## Document extract
+--
If all calories are NOT equal, then what is the importance of our focus on them vs. the sources of energy we are consuming?


#584

The law of conservation of energy always applied, closed system or not.

In a closed system it is indeed a zero sum game, but in an open system you just add or subtract any energy leaking in or leaking out.

CO - CI = 0

versus

(CO+x) - (CI-y) = x+y

Same thing.

I’m not sure if some people are using this “only applies in a closed system” as a loophole? The law of conservation of energy always applies (and let’s not get into Quantum Mechanics and the Uncertainty Principle. Most people are here are already uncertain enough).

Energy is neither created not destroyed only transformed (storage is a form of transformation).


#585

I don’t think you’ll find many people who think how much we eat isn’t relevant, or that you can eat unlimited amounts of food. That is different than CICO, where all calories are equal and you are guaranteed to lose weight by eating less than a specific number of calories (based on your expenditure).


#586

Can a CICOer explain to me why metabolic slowdown seems to be the body’s long-term action upon calorie restriction? Why doesn’t it just keep shedding excess weight, why does it instead just cut its BMR down to compensate? I mean, evolutionarily why we know the answer, but in terms of energy, why does it do it in y’all’s opinion? I know it’s fulfilling the First Law of Thermodynamics by having CO = CI, but why do you guys think the BMR slows down?

And why should people, with the exception of the seriously metabolically deranged, take the risk of long-term calorie restriction when we know the consequences of it?


(Take time to stop and eat the bacon!) #587

I’m not sure just what you’re implying here . . . :rofl::rofl::rofl::rofl::rofl:


#588

I used to work in the university Physics Department for about 4 years, one of my jobs was to mark papers and experiments. I built up a feeling for which students really knew the material and which did not.

To be polite, let me just say even our most honored keto guru’s a weak in this area. Not out right wrong, but shaky. Any teacher out there will know what I mean.

We are not at our best when we argue about physics.

Personal testimony about T2D, weight loss, how we feel, what we lost over what time, what we eat, insulin, insulin resistance, is where we should focus.

(I love physics but when we talk physics on this forum, I’m trying not to vomit).


(Doug) #589

I don’t think CICO really implies that calories are equal as far as their effects on us and our hormonal response. In practice, we know that insulin resistance alone blows that out of the water. Yes, some people will say that they’re all equal, and mean it in an unqualifed manner. Perhaps, for them, it is true, or for people without metabolic issues, as far as weight loss or gain. But nobody can say that as a blanket statement that applies to all, and be correct.
+--
## Supplied information
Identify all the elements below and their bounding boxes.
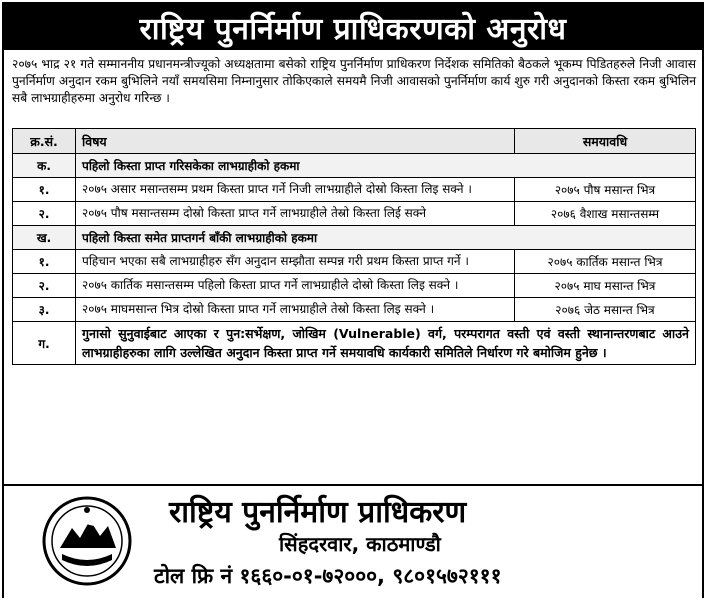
+--
## Problem details
Using the forum thread on calories, decide whether each statement below agrees with it. Answer yes or no for each, and quote the words of the thread that decide it.
1. Post #584 holds that the law of conservation of energy applies only in a closed system.
2. The author of post #588 worked in a university Physics Department for about 4 years.
3. Post #589 holds that no one can correctly claim, as a rule for everyone, that all calories are equal.

## Result of the exercise
1. No: "The law of conservation of energy always applied, closed system or not."
2. Yes: "I used to work in the university Physics Department for about 4 years"
3. Yes: "But nobody can say that as a blanket statement that applies to all, and be correct."